### Directions:
Among the records below, find each line that includes the string "Zwick" and copy it.
##### Excerpted data #####
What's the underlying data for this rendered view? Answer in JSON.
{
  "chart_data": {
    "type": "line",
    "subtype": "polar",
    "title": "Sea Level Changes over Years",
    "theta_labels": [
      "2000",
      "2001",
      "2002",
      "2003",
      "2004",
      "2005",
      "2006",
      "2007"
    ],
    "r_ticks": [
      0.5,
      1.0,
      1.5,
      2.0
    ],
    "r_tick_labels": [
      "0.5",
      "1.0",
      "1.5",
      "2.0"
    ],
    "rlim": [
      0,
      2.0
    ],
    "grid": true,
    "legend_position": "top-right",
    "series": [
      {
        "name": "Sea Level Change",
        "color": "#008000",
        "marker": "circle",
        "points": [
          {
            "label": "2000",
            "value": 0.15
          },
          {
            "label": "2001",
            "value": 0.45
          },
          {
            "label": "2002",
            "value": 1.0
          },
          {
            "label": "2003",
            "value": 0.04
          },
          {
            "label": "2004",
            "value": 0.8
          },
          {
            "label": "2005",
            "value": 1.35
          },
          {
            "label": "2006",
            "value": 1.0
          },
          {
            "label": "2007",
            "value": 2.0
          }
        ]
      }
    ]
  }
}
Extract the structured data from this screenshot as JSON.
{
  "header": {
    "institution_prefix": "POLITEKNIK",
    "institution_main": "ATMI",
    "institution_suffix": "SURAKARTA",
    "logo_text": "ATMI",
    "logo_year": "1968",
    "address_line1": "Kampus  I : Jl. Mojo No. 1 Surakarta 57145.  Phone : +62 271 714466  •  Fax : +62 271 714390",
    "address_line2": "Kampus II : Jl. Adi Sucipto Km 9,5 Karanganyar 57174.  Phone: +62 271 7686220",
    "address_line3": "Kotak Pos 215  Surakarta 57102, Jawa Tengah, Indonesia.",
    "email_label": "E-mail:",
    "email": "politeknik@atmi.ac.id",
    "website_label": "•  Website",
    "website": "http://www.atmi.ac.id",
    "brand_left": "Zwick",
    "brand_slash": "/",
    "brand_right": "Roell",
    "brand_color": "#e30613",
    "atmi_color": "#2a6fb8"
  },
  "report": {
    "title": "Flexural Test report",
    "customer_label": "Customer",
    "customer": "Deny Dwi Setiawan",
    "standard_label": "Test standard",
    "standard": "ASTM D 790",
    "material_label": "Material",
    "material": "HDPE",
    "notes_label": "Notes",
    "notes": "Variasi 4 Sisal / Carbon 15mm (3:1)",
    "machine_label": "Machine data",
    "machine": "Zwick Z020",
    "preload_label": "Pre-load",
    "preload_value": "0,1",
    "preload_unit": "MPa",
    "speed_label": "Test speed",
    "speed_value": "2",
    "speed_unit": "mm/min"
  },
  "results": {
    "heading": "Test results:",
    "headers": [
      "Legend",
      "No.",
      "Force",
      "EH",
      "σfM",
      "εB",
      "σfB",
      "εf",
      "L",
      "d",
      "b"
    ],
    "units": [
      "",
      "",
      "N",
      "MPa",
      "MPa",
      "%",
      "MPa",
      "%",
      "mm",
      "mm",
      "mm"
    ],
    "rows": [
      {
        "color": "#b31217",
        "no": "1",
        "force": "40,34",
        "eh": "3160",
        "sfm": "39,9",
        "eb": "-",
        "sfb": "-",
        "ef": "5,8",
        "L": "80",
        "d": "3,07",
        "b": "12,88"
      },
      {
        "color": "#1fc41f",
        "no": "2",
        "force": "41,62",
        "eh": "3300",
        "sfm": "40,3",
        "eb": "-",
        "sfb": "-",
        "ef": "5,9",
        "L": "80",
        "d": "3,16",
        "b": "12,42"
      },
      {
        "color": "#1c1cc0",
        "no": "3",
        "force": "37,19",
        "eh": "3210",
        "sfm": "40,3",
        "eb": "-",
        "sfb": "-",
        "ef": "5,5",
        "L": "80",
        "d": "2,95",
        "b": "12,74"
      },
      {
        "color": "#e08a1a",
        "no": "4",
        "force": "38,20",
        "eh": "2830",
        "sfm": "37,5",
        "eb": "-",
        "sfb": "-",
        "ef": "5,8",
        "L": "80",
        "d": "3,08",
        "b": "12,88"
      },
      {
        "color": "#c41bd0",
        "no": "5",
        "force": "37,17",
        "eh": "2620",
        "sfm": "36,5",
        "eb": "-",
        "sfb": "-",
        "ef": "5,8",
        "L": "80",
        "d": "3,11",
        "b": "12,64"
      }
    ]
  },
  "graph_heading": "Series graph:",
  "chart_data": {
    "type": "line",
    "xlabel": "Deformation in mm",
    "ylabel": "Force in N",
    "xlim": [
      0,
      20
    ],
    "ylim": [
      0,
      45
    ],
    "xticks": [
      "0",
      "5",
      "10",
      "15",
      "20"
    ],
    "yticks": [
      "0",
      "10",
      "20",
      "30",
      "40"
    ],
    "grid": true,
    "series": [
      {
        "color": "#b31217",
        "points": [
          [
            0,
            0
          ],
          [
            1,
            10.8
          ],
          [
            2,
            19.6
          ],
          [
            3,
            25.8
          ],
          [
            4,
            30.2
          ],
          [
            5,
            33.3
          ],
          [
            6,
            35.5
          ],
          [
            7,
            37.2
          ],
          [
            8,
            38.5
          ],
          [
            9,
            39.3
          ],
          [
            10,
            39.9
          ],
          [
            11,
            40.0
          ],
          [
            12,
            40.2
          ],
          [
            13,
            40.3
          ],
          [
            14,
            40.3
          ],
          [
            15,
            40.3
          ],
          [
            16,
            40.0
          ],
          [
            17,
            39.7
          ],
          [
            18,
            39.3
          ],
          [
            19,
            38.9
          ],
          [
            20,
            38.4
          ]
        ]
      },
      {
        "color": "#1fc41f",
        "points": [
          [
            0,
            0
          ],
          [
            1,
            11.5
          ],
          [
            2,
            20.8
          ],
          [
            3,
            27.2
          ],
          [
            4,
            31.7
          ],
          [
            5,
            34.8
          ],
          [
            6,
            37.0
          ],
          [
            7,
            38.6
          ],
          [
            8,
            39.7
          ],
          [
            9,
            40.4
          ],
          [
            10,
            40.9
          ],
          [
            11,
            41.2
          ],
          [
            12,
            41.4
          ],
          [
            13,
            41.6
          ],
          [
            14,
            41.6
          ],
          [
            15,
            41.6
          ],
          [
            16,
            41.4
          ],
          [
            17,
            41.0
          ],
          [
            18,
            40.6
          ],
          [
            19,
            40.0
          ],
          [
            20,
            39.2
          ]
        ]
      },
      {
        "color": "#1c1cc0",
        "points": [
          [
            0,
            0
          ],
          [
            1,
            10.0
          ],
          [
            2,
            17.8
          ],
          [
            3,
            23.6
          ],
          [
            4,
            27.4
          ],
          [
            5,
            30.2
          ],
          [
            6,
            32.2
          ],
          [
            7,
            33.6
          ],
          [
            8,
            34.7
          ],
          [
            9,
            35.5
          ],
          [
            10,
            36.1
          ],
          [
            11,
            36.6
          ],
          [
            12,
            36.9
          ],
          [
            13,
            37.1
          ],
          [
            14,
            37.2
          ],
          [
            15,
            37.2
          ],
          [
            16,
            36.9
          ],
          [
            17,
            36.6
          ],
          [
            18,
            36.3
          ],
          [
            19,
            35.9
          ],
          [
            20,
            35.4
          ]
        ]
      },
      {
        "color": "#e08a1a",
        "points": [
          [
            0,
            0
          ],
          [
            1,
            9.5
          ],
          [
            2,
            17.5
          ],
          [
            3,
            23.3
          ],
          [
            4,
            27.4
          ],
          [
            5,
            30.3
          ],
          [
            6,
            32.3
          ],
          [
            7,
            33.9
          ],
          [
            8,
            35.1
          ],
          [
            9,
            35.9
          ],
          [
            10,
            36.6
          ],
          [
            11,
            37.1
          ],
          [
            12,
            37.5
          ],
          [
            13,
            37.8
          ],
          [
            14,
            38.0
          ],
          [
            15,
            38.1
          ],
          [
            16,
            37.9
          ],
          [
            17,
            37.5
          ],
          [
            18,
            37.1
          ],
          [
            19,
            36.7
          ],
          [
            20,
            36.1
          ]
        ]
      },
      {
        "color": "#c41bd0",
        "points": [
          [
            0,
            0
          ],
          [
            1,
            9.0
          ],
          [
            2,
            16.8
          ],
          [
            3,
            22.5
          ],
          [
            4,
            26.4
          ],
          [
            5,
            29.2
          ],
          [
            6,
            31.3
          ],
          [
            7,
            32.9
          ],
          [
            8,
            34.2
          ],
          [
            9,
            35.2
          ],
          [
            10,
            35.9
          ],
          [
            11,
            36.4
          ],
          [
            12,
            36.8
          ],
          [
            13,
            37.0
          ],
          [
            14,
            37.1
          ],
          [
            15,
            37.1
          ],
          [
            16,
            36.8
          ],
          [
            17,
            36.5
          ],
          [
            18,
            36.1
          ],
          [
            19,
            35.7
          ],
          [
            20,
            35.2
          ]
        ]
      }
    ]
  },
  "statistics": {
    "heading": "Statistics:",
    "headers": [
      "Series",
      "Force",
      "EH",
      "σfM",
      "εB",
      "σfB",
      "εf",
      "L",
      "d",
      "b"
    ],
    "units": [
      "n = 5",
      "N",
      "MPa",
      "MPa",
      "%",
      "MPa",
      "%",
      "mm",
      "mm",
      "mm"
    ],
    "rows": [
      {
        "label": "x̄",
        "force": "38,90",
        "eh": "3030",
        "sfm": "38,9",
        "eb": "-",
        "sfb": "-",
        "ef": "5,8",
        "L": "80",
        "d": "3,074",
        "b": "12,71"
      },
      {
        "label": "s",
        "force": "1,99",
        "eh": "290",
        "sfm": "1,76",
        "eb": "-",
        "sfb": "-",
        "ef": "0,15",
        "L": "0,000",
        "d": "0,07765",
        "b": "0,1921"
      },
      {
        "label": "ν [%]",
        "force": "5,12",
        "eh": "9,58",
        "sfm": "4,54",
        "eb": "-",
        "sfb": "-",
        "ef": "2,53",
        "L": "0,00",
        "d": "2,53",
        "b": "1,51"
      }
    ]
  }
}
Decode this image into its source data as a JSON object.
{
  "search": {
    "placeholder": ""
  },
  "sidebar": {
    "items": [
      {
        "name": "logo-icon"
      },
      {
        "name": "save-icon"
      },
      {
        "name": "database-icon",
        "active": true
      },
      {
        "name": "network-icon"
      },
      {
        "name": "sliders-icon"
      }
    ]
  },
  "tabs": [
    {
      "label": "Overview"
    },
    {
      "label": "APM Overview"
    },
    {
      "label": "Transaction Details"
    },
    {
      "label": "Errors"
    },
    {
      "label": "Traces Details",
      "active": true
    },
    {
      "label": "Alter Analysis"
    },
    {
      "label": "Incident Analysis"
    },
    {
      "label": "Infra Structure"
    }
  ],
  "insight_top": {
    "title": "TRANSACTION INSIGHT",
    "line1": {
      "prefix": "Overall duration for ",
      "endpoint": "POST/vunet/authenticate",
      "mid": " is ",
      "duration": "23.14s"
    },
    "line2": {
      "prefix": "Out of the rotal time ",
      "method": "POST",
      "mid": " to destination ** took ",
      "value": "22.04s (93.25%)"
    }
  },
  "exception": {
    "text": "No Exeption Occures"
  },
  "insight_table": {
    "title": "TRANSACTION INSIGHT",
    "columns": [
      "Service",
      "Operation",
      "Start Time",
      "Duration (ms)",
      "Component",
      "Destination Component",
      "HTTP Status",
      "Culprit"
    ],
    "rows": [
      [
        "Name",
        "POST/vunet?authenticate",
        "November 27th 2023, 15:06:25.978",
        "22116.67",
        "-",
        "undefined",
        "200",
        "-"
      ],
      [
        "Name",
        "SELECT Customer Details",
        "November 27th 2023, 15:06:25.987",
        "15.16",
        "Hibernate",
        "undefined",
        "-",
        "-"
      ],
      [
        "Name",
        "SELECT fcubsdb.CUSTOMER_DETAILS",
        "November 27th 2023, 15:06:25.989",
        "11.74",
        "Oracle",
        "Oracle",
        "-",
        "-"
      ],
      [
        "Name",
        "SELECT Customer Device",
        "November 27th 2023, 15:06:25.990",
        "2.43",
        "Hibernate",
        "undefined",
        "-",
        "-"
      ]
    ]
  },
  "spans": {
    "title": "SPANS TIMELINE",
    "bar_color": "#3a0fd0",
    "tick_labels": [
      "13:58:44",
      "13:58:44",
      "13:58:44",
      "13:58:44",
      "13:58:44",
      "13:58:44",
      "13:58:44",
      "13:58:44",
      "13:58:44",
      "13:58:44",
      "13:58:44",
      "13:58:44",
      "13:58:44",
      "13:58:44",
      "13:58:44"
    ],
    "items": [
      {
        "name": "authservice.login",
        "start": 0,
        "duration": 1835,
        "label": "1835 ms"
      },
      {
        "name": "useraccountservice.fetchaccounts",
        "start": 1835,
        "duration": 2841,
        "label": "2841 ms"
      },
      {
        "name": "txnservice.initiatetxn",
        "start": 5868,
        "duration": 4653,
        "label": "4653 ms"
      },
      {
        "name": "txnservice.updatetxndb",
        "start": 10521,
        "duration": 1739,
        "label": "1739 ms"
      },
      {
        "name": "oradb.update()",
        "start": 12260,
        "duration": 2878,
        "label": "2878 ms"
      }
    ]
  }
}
#####
### Problem solution:
    "brand_left": "Zwick",
    "machine": "Zwick Z020",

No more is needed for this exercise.